[Saved entries]
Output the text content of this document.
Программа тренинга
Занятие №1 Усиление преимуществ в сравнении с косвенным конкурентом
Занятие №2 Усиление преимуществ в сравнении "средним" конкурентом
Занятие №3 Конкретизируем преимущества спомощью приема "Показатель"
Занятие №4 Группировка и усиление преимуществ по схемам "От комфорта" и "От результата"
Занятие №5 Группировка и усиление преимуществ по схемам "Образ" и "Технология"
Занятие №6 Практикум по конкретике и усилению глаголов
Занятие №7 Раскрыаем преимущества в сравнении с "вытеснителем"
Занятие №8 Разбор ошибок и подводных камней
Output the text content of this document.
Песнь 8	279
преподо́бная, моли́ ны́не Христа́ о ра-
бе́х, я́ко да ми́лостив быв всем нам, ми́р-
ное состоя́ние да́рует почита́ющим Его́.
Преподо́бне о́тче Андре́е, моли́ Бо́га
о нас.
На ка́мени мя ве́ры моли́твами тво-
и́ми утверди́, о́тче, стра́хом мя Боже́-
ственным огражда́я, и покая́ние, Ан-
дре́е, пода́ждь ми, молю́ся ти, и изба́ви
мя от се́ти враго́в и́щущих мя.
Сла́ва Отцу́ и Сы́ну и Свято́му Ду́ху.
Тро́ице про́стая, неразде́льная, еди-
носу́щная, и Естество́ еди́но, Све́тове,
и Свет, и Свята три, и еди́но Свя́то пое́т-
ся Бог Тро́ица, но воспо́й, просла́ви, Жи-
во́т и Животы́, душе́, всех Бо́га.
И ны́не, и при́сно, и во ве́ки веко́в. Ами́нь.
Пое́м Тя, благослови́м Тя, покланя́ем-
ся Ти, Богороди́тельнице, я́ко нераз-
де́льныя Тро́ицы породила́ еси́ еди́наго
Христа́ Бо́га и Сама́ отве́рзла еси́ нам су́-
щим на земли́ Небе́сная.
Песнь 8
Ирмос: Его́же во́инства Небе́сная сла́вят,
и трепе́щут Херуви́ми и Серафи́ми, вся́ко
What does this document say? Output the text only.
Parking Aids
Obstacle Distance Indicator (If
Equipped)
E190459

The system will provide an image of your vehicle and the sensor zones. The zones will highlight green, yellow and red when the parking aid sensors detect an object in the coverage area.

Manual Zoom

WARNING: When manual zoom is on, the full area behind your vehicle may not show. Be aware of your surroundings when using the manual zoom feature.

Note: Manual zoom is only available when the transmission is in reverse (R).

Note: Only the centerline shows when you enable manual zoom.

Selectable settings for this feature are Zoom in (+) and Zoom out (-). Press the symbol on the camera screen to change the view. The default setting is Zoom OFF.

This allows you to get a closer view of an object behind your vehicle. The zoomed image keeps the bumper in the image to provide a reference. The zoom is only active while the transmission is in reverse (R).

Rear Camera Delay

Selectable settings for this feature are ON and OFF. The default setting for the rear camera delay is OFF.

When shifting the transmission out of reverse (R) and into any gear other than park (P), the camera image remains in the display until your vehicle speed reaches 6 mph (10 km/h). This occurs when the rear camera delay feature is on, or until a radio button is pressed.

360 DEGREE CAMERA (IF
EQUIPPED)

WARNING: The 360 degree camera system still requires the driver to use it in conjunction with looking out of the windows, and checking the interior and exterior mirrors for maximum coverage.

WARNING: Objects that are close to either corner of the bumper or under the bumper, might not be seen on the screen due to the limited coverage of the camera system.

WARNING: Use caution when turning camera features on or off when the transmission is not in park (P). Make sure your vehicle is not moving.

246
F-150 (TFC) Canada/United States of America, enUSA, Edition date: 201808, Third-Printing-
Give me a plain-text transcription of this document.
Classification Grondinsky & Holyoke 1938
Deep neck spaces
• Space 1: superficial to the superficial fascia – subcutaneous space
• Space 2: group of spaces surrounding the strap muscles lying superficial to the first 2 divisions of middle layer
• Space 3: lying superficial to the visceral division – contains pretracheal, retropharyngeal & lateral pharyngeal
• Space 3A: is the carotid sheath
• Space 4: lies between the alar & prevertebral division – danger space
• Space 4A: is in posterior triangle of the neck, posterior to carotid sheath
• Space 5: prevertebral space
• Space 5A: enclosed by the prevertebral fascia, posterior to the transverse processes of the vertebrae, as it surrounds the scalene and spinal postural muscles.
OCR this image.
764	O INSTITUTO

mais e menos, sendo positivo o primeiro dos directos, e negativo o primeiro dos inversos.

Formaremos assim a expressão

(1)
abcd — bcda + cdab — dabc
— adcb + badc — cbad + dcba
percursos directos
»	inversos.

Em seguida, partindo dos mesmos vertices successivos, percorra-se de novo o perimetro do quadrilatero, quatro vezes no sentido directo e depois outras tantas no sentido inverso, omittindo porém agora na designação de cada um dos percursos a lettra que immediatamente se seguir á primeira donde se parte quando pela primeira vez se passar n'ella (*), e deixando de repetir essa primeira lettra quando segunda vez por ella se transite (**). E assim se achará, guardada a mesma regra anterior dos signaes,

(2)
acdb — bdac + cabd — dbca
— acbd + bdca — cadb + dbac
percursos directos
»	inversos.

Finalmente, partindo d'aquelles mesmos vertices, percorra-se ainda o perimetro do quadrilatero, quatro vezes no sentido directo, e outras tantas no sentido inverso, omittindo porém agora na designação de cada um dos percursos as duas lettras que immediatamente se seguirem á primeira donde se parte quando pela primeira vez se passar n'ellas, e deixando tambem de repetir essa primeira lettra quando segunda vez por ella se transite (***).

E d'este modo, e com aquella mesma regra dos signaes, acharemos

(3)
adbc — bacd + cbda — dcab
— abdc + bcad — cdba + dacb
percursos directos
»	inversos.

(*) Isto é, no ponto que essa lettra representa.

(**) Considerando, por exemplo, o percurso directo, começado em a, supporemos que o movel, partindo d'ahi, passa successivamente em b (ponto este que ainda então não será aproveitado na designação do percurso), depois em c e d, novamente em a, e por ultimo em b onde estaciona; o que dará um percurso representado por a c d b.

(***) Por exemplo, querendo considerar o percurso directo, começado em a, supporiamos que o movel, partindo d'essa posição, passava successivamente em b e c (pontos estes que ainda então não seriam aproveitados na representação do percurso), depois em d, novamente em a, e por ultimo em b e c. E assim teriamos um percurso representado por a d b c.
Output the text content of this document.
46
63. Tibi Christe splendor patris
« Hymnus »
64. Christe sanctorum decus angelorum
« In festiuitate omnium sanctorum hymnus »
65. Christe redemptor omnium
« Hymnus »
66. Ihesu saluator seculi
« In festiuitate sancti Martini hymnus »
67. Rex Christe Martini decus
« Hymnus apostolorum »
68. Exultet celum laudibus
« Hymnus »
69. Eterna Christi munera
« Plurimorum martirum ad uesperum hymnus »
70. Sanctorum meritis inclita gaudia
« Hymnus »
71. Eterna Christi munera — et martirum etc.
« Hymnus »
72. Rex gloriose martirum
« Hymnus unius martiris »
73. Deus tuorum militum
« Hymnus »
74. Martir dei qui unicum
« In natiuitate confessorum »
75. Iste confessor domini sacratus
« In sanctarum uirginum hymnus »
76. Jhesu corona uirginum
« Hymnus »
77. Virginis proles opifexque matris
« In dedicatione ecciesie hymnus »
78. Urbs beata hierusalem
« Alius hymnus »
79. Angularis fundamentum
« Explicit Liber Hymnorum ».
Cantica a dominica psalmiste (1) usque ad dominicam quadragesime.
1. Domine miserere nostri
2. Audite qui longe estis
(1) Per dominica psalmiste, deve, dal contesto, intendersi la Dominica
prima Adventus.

Request => Report how many lines in the records hold the word "Eterna", giving the number and nothing else.

Expected answer => 2